> [Required task]
Extract all records. Keep each one exact.
╭─ Material
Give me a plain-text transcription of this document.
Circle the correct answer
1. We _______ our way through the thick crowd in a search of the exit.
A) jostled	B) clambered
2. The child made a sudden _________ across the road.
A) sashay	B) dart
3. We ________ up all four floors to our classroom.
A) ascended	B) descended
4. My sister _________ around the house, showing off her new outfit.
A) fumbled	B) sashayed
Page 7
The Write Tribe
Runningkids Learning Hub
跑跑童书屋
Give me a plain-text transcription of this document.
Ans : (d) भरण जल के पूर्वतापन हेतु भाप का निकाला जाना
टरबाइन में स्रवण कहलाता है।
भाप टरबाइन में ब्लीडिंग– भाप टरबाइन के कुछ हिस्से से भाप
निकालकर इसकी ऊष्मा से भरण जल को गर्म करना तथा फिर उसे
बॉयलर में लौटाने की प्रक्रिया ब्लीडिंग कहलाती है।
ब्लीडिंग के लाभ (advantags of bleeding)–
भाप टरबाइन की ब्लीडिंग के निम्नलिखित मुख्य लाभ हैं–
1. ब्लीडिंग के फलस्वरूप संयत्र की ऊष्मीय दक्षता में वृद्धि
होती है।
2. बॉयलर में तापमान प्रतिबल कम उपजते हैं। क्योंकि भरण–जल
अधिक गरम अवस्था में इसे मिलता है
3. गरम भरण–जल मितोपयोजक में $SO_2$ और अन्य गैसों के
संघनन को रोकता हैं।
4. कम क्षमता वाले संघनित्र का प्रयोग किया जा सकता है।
╰─
> [Problem solution]
Give me a plain-text transcription of this document.
Circle the correct answer
1. We _______ our way through the thick crowd in a search of the exit.
A) jostled	B) clambered
2. The child made a sudden _________ across the road.
A) sashay	B) dart
3. We ________ up all four floors to our classroom.
A) ascended	B) descended
4. My sister _________ around the house, showing off her new outfit.
A) fumbled	B) sashayed
Page 7
The Write Tribe
Runningkids Learning Hub
跑跑童书屋
Give me a plain-text transcription of this document.
Ans : (d) भरण जल के पूर्वतापन हेतु भाप का निकाला जाना
टरबाइन में स्रवण कहलाता है।
भाप टरबाइन में ब्लीडिंग– भाप टरबाइन के कुछ हिस्से से भाप
निकालकर इसकी ऊष्मा से भरण जल को गर्म करना तथा फिर उसे
बॉयलर में लौटाने की प्रक्रिया ब्लीडिंग कहलाती है।
ब्लीडिंग के लाभ (advantags of bleeding)–
भाप टरबाइन की ब्लीडिंग के निम्नलिखित मुख्य लाभ हैं–
1. ब्लीडिंग के फलस्वरूप संयत्र की ऊष्मीय दक्षता में वृद्धि
होती है।
2. बॉयलर में तापमान प्रतिबल कम उपजते हैं। क्योंकि भरण–जल
अधिक गरम अवस्था में इसे मिलता है
3. गरम भरण–जल मितोपयोजक में $SO_2$ और अन्य गैसों के
संघनन को रोकता हैं।
4. कम क्षमता वाले संघनित्र का प्रयोग किया जा सकता है।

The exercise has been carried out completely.